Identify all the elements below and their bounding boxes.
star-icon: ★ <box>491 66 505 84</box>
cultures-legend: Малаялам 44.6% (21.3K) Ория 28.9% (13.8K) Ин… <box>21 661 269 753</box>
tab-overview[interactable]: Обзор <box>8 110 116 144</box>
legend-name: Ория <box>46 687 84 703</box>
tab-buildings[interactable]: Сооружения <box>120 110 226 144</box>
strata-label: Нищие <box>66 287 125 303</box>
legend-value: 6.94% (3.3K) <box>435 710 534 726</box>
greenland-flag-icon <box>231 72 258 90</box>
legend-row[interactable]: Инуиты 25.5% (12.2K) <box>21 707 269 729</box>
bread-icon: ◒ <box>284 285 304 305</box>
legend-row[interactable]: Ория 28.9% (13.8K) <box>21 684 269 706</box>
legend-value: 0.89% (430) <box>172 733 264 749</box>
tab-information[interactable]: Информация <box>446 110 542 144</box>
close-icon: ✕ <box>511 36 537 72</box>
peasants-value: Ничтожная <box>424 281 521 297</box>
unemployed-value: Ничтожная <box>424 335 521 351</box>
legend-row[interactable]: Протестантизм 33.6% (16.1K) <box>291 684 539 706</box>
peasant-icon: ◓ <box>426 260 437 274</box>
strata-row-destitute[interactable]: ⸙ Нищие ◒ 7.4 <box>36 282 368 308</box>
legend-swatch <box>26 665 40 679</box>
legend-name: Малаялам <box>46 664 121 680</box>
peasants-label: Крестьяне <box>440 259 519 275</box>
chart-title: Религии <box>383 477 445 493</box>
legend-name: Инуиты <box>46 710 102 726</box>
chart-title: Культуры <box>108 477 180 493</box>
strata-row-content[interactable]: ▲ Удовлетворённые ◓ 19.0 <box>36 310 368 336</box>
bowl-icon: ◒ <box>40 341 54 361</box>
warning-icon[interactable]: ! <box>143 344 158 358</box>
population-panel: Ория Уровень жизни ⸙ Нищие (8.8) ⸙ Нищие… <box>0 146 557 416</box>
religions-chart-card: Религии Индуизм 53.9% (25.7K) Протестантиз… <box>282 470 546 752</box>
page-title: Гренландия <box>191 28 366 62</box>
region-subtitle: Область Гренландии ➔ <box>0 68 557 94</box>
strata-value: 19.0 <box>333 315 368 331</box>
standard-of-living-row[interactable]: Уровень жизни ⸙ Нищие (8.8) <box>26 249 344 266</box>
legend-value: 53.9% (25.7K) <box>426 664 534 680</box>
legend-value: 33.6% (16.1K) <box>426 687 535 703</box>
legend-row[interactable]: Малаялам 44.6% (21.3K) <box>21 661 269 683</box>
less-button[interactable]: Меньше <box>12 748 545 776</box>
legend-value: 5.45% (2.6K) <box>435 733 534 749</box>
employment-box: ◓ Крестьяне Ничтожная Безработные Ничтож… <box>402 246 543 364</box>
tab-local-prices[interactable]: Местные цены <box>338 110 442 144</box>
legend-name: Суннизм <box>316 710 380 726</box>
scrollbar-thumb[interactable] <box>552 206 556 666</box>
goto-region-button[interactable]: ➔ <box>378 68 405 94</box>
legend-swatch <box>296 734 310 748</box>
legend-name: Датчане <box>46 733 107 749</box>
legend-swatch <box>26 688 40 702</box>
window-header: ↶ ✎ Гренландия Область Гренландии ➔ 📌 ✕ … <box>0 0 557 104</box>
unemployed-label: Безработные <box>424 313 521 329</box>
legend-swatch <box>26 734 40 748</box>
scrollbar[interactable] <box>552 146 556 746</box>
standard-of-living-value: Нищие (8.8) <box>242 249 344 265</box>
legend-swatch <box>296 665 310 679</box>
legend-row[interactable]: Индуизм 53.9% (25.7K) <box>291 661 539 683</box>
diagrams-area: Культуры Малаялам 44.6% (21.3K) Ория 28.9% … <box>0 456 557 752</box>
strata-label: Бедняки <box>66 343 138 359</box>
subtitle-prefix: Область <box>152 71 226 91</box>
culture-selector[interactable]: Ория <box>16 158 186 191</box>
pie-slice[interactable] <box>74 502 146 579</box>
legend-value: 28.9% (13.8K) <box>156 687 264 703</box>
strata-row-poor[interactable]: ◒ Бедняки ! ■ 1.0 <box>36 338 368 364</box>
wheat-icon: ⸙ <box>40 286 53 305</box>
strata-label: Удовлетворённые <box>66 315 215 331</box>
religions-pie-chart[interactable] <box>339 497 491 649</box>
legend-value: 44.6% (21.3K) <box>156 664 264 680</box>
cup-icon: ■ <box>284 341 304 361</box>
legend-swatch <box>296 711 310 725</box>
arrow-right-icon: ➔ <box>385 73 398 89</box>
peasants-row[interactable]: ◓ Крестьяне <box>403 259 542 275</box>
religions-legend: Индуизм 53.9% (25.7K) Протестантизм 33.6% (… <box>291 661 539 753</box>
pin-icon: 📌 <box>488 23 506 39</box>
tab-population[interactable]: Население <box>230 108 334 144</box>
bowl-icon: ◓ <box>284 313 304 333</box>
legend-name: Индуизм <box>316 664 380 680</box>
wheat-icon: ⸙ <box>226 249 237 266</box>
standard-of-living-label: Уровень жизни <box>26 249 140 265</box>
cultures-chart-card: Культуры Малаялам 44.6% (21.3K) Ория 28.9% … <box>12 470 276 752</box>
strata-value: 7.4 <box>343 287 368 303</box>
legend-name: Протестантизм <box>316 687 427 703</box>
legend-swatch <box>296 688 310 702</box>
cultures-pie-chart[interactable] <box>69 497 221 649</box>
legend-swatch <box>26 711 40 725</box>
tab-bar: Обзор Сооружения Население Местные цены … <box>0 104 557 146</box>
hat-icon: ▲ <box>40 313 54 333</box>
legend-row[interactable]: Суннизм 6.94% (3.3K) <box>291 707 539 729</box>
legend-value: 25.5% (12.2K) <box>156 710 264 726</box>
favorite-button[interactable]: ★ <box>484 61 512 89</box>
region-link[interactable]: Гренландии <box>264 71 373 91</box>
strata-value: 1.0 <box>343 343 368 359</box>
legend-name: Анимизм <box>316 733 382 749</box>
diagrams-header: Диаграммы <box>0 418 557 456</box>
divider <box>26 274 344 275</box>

§ Brief
Reproduce the lines from the start of the text through the line containing "population-panel: Ория Уровень". In them, substitute "legend-entry" for every occurrence of "legend-row" and leave everything else unchanged.

§ Task solution
Identify all the elements below and their bounding boxes.
star-icon: ★ <box>491 66 505 84</box>
cultures-legend: Малаялам 44.6% (21.3K) Ория 28.9% (13.8K) Ин… <box>21 661 269 753</box>
tab-overview[interactable]: Обзор <box>8 110 116 144</box>
legend-name: Ория <box>46 687 84 703</box>
tab-buildings[interactable]: Сооружения <box>120 110 226 144</box>
strata-label: Нищие <box>66 287 125 303</box>
legend-value: 6.94% (3.3K) <box>435 710 534 726</box>
greenland-flag-icon <box>231 72 258 90</box>
legend-entry[interactable]: Инуиты 25.5% (12.2K) <box>21 707 269 729</box>
bread-icon: ◒ <box>284 285 304 305</box>
legend-entry[interactable]: Ория 28.9% (13.8K) <box>21 684 269 706</box>
legend-value: 0.89% (430) <box>172 733 264 749</box>
tab-information[interactable]: Информация <box>446 110 542 144</box>
close-icon: ✕ <box>511 36 537 72</box>
peasants-value: Ничтожная <box>424 281 521 297</box>
unemployed-value: Ничтожная <box>424 335 521 351</box>
legend-entry[interactable]: Протестантизм 33.6% (16.1K) <box>291 684 539 706</box>
peasant-icon: ◓ <box>426 260 437 274</box>
strata-row-destitute[interactable]: ⸙ Нищие ◒ 7.4 <box>36 282 368 308</box>
legend-swatch <box>26 665 40 679</box>
legend-name: Малаялам <box>46 664 121 680</box>
peasants-label: Крестьяне <box>440 259 519 275</box>
chart-title: Религии <box>383 477 445 493</box>
legend-name: Инуиты <box>46 710 102 726</box>
chart-title: Культуры <box>108 477 180 493</box>
strata-row-content[interactable]: ▲ Удовлетворённые ◓ 19.0 <box>36 310 368 336</box>
bowl-icon: ◒ <box>40 341 54 361</box>
warning-icon[interactable]: ! <box>143 344 158 358</box>
population-panel: Ория Уровень жизни ⸙ Нищие (8.8) ⸙ Нищие… <box>0 146 557 416</box>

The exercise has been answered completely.